**** STORED ROWS ****

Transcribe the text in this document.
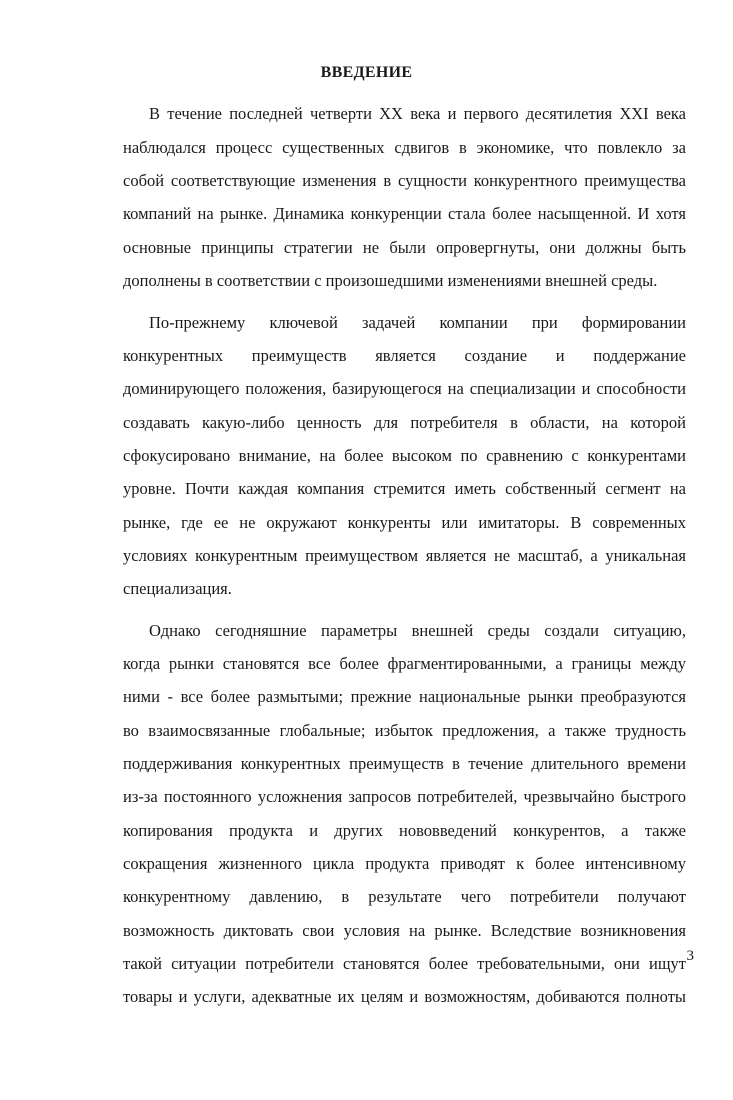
ВВЕДЕНИЕ
В течение последней четверти XX века и первого десятилетия XXI века
наблюдался процесс существенных сдвигов в экономике, что повлекло за
собой соответствующие изменения в сущности конкурентного преимущества
компаний на рынке. Динамика конкуренции стала более насыщенной. И хотя
основные принципы стратегии не были опровергнуты, они должны быть
дополнены в соответствии с произошедшими изменениями внешней среды.
По-прежнему ключевой задачей компании при формировании
конкурентных преимуществ является создание и поддержание
доминирующего положения, базирующегося на специализации и способности
создавать какую-либо ценность для потребителя в области, на которой
сфокусировано внимание, на более высоком по сравнению с конкурентами
уровне. Почти каждая компания стремится иметь собственный сегмент на
рынке, где ее не окружают конкуренты или имитаторы. В современных
условиях конкурентным преимуществом является не масштаб, а уникальная
специализация.
Однако сегодняшние параметры внешней среды создали ситуацию,
когда рынки становятся все более фрагментированными, а границы между
ними - все более размытыми; прежние национальные рынки преобразуются
во взаимосвязанные глобальные; избыток предложения, а также трудность
поддерживания конкурентных преимуществ в течение длительного времени
из-за постоянного усложнения запросов потребителей, чрезвычайно быстрого
копирования продукта и других нововведений конкурентов, а также
сокращения жизненного цикла продукта приводят к более интенсивному
конкурентному давлению, в результате чего потребители получают
возможность диктовать свои условия на рынке. Вследствие возникновения
такой ситуации потребители становятся более требовательными, они ищут
товары и услуги, адекватные их целям и возможностям, добиваются полноты
3
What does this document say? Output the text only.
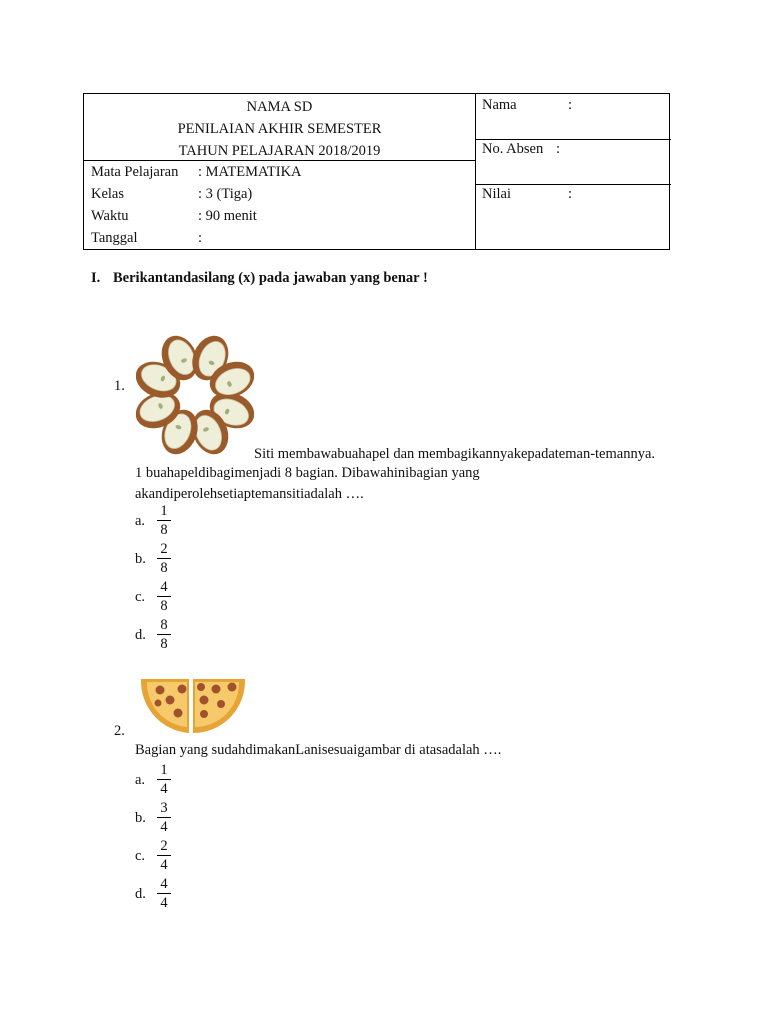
NAMA SD
PENILAIAN AKHIR SEMESTER
TAHUN PELAJARAN 2018/2019
Mata Pelajaran : MATEMATIKA
Kelas	: 3 (Tiga)
Waktu	: 90 menit
Tanggal	:
Nama	:
No. Absen :
Nilai	:
I. Berikantandasilang (x) pada jawaban yang benar !
1.
Siti membawabuahapel dan membagikannyakepadateman-temannya.
1 buahapeldibagimenjadi 8 bagian. Dibawahinibagian yang
akandiperolehsetiaptemansitiadalah ….
a.
1
8
b.
2
8
c.
4
8
d.
8
8
2.
Bagian yang sudahdimakanLanisesuaigambar di atasadalah ….
a.
1
4
b.
3
4
c.
2
4
d.
4
4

****

Review the material and copy each line in which the word "рынке" appears.

компаний на рынке. Динамика конкуренции стала более насыщенной. И хотя
рынке, где ее не окружают конкуренты или имитаторы. В современных
возможность диктовать свои условия на рынке. Вследствие возникновения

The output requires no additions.